• _Work task_: Your answer must be the full listing, reproduced exactly, minus any pictures.
::::::::
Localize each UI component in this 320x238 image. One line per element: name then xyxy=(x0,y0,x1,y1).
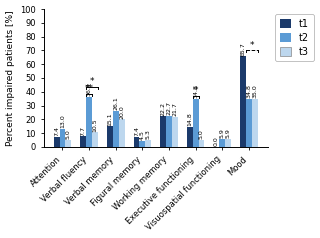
Bar xyxy=(193,99,198,147)
Bar xyxy=(65,140,71,147)
Text: 22.2: 22.2 xyxy=(161,102,166,116)
Text: **: ** xyxy=(84,84,94,93)
Text: 10.5: 10.5 xyxy=(92,118,98,132)
Text: 65.7: 65.7 xyxy=(240,42,245,56)
Bar xyxy=(54,137,60,147)
Bar xyxy=(119,119,124,147)
Text: 14.8: 14.8 xyxy=(187,112,192,126)
Text: 4.5: 4.5 xyxy=(140,130,145,140)
Bar xyxy=(140,141,145,147)
Bar xyxy=(225,139,231,147)
Text: 26.1: 26.1 xyxy=(113,97,118,110)
Bar xyxy=(166,116,172,147)
Bar xyxy=(145,140,151,147)
Text: *: * xyxy=(193,86,198,95)
Bar xyxy=(240,56,246,147)
Text: 21.7: 21.7 xyxy=(172,103,177,116)
Bar xyxy=(219,139,225,147)
Text: 0.0: 0.0 xyxy=(214,137,219,146)
Bar xyxy=(133,137,140,147)
Bar xyxy=(187,127,193,147)
Text: 7.4: 7.4 xyxy=(54,126,59,136)
Bar xyxy=(246,99,252,147)
Text: 34.8: 34.8 xyxy=(193,84,198,98)
Bar xyxy=(60,129,65,147)
Bar xyxy=(86,97,92,147)
Bar xyxy=(80,136,86,147)
Text: 22.7: 22.7 xyxy=(166,101,172,115)
Bar xyxy=(92,133,98,147)
Y-axis label: Percent impaired patients [%]: Percent impaired patients [%] xyxy=(5,10,14,146)
Text: 5.9: 5.9 xyxy=(220,128,225,138)
Legend: t1, t2, t3: t1, t2, t3 xyxy=(275,14,314,61)
Text: 36.4: 36.4 xyxy=(87,82,92,96)
Text: 20.0: 20.0 xyxy=(119,105,124,119)
Text: *: * xyxy=(90,77,94,86)
Text: 13.0: 13.0 xyxy=(60,115,65,129)
Text: 5.9: 5.9 xyxy=(226,128,231,138)
Bar xyxy=(252,99,258,147)
Text: 35.0: 35.0 xyxy=(252,84,257,98)
Bar xyxy=(172,117,178,147)
Bar xyxy=(113,111,119,147)
Text: 15.1: 15.1 xyxy=(108,112,112,126)
Text: 7.4: 7.4 xyxy=(134,126,139,136)
Text: *: * xyxy=(250,41,254,50)
Text: 5.0: 5.0 xyxy=(199,130,204,139)
Bar xyxy=(160,116,166,147)
Text: 5.3: 5.3 xyxy=(146,129,151,139)
Text: 7.7: 7.7 xyxy=(81,126,86,136)
Text: 5.0: 5.0 xyxy=(66,130,71,139)
Text: 34.8: 34.8 xyxy=(246,84,251,98)
Bar xyxy=(198,140,204,147)
Bar xyxy=(107,126,113,147)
::::::::
• _Answer to the problem_:
Localize each UI component in this 320x238 image. One line per element: name then xyxy=(x0,y0,x1,y1).
Bar xyxy=(193,99,198,147)
Bar xyxy=(65,140,71,147)
Text: 22.2: 22.2 xyxy=(161,102,166,116)
Text: **: ** xyxy=(84,84,94,93)
Text: 10.5: 10.5 xyxy=(92,118,98,132)
Text: 65.7: 65.7 xyxy=(240,42,245,56)
Bar xyxy=(54,137,60,147)
Bar xyxy=(119,119,124,147)
Text: 14.8: 14.8 xyxy=(187,112,192,126)
Text: 4.5: 4.5 xyxy=(140,130,145,140)
Bar xyxy=(140,141,145,147)
Bar xyxy=(225,139,231,147)
Text: 26.1: 26.1 xyxy=(113,97,118,110)
Bar xyxy=(166,116,172,147)
Bar xyxy=(145,140,151,147)
Text: *: * xyxy=(193,86,198,95)
Bar xyxy=(240,56,246,147)
Text: 21.7: 21.7 xyxy=(172,103,177,116)
Bar xyxy=(219,139,225,147)
Text: 0.0: 0.0 xyxy=(214,137,219,146)
Bar xyxy=(133,137,140,147)
Bar xyxy=(187,127,193,147)
Text: 7.4: 7.4 xyxy=(54,126,59,136)
Bar xyxy=(246,99,252,147)
Text: 34.8: 34.8 xyxy=(193,84,198,98)
Bar xyxy=(60,129,65,147)
Bar xyxy=(86,97,92,147)
Bar xyxy=(80,136,86,147)
Text: 22.7: 22.7 xyxy=(166,101,172,115)
Bar xyxy=(92,133,98,147)
Y-axis label: Percent impaired patients [%]: Percent impaired patients [%] xyxy=(5,10,14,146)
Text: 5.9: 5.9 xyxy=(220,128,225,138)
Legend: t1, t2, t3: t1, t2, t3 xyxy=(275,14,314,61)
Text: 36.4: 36.4 xyxy=(87,82,92,96)
Text: 20.0: 20.0 xyxy=(119,105,124,119)
Text: *: * xyxy=(90,77,94,86)
Text: 13.0: 13.0 xyxy=(60,115,65,129)
Text: 5.9: 5.9 xyxy=(226,128,231,138)
Bar xyxy=(252,99,258,147)
Text: 35.0: 35.0 xyxy=(252,84,257,98)
Bar xyxy=(172,117,178,147)
Bar xyxy=(113,111,119,147)
Text: 15.1: 15.1 xyxy=(108,112,112,126)
Text: 7.4: 7.4 xyxy=(134,126,139,136)
Text: *: * xyxy=(250,41,254,50)
Text: 5.0: 5.0 xyxy=(199,130,204,139)
Bar xyxy=(160,116,166,147)
Text: 5.3: 5.3 xyxy=(146,129,151,139)
Text: 7.7: 7.7 xyxy=(81,126,86,136)
Text: 5.0: 5.0 xyxy=(66,130,71,139)
Text: 34.8: 34.8 xyxy=(246,84,251,98)
Bar xyxy=(198,140,204,147)
Bar xyxy=(107,126,113,147)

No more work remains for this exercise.